- WHAT THIS TASK INVOLVES: Copy every line with the string "Median" in it.

- MATERIAL TO PROCESS:
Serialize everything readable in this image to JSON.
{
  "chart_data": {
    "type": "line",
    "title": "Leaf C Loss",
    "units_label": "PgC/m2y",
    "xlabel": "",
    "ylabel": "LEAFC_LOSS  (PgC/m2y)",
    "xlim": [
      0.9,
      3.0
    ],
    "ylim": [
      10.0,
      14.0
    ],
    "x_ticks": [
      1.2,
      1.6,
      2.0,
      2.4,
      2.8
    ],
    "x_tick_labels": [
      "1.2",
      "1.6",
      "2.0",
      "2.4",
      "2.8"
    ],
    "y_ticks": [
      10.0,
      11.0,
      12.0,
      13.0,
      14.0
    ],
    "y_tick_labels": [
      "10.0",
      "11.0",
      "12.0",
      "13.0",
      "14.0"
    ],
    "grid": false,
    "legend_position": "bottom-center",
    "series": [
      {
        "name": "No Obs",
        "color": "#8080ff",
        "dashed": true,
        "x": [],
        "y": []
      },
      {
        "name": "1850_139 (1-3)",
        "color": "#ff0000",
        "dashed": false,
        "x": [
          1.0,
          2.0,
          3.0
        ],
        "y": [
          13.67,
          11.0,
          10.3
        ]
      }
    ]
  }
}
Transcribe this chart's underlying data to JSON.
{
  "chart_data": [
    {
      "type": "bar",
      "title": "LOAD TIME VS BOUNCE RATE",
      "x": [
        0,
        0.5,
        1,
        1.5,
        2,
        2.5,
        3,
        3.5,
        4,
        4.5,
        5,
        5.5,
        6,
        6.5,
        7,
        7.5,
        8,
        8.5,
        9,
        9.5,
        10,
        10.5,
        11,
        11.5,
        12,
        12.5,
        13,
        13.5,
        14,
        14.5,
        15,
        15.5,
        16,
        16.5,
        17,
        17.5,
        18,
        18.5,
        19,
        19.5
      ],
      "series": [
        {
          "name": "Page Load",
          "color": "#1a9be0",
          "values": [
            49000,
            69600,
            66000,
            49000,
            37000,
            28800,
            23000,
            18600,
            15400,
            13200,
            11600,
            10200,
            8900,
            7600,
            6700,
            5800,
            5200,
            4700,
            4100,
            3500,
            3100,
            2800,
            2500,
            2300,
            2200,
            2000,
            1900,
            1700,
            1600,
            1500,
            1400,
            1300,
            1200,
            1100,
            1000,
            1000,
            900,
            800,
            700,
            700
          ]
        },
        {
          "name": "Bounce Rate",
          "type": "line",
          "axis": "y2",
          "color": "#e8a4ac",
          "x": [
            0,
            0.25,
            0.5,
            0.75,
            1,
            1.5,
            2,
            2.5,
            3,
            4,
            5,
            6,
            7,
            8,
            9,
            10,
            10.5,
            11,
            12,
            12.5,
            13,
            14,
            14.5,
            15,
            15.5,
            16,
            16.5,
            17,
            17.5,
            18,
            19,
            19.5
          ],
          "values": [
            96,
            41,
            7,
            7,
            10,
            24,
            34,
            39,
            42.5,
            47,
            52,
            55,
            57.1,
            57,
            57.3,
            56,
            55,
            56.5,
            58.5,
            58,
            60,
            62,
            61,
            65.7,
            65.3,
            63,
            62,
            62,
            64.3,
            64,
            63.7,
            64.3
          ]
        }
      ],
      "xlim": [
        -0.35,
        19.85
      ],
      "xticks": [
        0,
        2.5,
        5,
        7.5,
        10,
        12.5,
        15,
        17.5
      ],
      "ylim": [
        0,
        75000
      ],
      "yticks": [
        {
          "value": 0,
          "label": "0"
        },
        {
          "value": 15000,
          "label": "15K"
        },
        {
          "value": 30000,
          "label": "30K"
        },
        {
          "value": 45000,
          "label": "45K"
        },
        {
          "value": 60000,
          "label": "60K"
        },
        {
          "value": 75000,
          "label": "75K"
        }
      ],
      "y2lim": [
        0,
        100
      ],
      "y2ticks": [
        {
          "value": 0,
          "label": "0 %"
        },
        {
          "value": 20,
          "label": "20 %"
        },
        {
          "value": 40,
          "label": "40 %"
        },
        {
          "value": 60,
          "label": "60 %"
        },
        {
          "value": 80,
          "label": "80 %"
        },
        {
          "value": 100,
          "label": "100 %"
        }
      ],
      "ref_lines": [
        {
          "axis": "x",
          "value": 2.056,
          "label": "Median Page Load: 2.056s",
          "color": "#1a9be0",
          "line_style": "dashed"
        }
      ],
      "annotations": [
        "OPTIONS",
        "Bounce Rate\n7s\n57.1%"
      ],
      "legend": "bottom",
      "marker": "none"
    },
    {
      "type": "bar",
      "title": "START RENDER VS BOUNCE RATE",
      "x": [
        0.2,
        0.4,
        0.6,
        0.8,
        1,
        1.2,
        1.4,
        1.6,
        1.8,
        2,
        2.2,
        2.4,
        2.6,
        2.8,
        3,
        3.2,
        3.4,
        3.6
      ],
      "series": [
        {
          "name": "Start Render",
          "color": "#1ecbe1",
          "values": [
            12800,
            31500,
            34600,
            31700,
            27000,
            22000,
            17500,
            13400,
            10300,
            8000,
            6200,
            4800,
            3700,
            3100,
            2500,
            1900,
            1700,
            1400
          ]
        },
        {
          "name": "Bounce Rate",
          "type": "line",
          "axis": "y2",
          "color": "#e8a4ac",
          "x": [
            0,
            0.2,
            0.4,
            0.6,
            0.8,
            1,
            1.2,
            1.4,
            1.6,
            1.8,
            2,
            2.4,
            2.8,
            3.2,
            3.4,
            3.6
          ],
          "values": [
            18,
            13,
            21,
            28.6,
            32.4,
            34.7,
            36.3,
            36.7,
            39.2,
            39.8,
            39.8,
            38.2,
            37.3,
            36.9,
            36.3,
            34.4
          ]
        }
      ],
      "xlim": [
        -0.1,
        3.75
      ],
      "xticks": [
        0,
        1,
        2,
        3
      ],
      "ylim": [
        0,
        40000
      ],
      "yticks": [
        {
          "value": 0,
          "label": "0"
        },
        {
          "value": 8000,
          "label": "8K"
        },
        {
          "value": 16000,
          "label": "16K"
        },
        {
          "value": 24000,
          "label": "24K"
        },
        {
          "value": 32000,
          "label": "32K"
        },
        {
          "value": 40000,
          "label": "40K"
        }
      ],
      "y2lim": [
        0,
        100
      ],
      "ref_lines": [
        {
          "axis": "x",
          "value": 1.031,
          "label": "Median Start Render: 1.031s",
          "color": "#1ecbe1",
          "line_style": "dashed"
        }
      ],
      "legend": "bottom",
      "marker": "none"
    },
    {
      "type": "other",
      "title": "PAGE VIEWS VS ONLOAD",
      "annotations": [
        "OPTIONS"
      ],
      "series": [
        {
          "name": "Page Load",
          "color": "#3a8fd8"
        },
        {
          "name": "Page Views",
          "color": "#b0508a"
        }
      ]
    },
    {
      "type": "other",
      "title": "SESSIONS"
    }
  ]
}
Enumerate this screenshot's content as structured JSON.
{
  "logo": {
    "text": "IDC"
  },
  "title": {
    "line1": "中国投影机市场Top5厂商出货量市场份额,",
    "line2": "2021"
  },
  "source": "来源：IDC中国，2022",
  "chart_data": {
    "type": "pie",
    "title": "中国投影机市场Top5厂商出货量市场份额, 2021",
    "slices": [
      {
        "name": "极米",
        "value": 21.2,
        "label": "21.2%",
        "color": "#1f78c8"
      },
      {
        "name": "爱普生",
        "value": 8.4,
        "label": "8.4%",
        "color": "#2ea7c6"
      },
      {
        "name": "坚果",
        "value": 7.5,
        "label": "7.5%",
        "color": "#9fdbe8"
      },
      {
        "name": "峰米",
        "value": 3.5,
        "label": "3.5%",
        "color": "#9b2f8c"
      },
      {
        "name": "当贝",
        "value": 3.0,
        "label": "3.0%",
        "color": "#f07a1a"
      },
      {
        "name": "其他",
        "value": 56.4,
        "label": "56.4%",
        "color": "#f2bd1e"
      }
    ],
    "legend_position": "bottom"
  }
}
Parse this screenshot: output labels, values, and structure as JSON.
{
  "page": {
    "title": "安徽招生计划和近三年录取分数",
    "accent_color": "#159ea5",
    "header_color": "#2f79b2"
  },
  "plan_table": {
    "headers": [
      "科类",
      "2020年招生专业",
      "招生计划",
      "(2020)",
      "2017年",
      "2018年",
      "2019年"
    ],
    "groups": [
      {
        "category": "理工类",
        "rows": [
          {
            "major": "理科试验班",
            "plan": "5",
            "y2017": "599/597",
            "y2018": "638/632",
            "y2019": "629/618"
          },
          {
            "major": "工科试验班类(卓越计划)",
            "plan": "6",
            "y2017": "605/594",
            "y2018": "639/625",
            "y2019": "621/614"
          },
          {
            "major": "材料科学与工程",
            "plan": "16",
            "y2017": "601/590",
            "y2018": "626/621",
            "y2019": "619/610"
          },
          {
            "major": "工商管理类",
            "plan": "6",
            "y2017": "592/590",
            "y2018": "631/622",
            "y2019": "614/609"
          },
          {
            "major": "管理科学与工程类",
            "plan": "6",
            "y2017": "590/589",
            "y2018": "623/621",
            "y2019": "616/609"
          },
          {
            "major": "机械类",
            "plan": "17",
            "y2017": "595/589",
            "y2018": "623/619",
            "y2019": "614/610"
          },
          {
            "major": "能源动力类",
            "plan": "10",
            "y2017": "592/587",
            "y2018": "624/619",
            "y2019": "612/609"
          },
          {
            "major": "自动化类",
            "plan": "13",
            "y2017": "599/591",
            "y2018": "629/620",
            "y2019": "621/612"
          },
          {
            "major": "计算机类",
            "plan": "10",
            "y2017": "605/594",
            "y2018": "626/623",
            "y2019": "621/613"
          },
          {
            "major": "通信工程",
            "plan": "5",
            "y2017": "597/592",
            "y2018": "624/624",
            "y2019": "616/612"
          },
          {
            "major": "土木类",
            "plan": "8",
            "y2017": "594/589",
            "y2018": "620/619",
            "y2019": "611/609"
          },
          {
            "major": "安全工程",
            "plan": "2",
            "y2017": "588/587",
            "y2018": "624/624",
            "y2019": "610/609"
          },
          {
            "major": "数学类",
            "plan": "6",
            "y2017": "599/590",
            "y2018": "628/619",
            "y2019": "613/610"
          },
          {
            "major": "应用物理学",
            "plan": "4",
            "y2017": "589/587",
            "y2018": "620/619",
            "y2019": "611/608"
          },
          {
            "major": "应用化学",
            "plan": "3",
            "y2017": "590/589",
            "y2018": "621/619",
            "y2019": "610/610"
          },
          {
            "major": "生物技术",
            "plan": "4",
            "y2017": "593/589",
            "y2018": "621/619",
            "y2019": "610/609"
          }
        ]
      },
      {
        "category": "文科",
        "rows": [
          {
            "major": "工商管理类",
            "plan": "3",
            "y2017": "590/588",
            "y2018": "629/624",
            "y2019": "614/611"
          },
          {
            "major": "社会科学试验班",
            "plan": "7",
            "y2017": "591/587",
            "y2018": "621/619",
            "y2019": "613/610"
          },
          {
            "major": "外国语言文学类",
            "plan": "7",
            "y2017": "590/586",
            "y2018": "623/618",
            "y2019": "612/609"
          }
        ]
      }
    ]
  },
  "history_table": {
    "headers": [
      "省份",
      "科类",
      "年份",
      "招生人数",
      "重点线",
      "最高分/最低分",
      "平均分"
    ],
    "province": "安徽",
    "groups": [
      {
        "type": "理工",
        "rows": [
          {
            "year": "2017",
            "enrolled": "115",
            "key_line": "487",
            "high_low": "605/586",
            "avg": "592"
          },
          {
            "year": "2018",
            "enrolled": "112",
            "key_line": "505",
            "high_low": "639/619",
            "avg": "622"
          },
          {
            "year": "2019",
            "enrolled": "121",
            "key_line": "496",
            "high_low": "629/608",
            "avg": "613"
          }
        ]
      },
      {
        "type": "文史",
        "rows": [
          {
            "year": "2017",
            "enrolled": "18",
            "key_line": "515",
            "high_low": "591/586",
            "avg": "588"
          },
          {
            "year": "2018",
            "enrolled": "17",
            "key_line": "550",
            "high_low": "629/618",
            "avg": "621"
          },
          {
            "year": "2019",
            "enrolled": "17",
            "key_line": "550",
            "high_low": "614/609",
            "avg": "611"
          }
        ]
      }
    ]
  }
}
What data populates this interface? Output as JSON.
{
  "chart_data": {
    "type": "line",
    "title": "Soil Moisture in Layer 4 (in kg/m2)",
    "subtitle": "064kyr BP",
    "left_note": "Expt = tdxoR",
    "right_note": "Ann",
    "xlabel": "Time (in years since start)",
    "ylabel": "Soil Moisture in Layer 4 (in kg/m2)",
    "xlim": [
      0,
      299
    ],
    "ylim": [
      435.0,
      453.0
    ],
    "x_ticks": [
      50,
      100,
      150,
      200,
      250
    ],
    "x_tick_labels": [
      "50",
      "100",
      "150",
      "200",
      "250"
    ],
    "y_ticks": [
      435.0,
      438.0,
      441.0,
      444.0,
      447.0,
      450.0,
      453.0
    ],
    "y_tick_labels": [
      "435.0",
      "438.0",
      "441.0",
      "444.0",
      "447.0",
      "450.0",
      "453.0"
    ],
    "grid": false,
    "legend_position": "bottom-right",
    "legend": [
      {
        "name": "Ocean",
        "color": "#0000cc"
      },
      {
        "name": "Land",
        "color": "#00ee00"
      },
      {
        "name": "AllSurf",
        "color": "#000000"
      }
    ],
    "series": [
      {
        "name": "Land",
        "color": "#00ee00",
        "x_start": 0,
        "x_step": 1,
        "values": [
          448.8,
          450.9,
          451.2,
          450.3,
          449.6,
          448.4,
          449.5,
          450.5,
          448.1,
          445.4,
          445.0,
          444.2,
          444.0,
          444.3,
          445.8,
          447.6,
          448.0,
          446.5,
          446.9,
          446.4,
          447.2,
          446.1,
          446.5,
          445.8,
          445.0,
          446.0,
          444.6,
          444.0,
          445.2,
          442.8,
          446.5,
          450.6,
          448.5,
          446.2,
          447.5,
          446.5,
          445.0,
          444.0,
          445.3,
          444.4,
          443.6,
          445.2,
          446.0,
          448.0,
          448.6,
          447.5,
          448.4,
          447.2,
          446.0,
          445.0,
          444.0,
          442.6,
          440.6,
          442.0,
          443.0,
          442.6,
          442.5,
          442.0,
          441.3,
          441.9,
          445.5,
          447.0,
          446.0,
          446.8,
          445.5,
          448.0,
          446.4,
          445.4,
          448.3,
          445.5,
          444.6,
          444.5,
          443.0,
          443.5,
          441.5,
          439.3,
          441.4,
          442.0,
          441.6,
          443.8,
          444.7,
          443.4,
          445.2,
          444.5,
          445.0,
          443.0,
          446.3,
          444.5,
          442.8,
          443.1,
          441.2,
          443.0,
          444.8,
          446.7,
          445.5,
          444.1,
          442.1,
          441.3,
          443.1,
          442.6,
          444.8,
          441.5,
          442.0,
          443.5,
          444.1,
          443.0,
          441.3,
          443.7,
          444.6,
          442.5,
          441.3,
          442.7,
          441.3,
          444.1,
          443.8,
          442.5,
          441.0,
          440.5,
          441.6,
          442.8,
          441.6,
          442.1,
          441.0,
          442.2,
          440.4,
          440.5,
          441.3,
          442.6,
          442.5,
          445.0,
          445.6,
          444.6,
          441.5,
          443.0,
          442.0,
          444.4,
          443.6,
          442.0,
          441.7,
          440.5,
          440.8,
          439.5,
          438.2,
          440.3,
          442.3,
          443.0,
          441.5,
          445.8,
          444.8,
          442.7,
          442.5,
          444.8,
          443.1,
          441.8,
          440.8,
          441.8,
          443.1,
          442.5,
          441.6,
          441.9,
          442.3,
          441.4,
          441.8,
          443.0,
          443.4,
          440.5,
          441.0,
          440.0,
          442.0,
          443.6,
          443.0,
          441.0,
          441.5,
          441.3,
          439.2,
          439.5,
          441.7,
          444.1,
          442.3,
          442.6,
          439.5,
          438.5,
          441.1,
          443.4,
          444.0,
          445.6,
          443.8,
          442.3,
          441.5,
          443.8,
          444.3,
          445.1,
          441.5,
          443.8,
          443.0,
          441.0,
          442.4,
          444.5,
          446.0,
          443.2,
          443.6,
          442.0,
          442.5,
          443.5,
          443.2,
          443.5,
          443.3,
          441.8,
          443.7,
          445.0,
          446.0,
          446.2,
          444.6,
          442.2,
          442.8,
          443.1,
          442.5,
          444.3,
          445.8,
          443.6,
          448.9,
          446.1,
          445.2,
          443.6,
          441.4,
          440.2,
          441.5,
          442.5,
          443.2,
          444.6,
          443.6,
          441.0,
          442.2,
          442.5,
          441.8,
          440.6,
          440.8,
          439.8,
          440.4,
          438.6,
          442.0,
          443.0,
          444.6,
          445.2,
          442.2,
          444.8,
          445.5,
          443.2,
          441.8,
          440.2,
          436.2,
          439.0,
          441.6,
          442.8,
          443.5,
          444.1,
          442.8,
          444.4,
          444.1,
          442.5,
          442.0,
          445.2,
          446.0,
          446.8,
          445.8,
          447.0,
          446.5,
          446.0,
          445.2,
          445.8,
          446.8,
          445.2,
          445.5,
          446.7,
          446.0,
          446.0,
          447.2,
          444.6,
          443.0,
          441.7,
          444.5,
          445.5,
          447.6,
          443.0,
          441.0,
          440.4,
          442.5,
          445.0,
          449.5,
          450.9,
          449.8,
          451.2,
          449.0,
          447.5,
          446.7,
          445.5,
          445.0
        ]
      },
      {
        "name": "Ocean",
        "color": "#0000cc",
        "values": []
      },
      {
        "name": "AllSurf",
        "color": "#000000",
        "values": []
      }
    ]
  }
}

- RESPONSE TO THIS TASK:
          "label": "Median Page Load: 2.056s",
          "label": "Median Start Render: 1.031s",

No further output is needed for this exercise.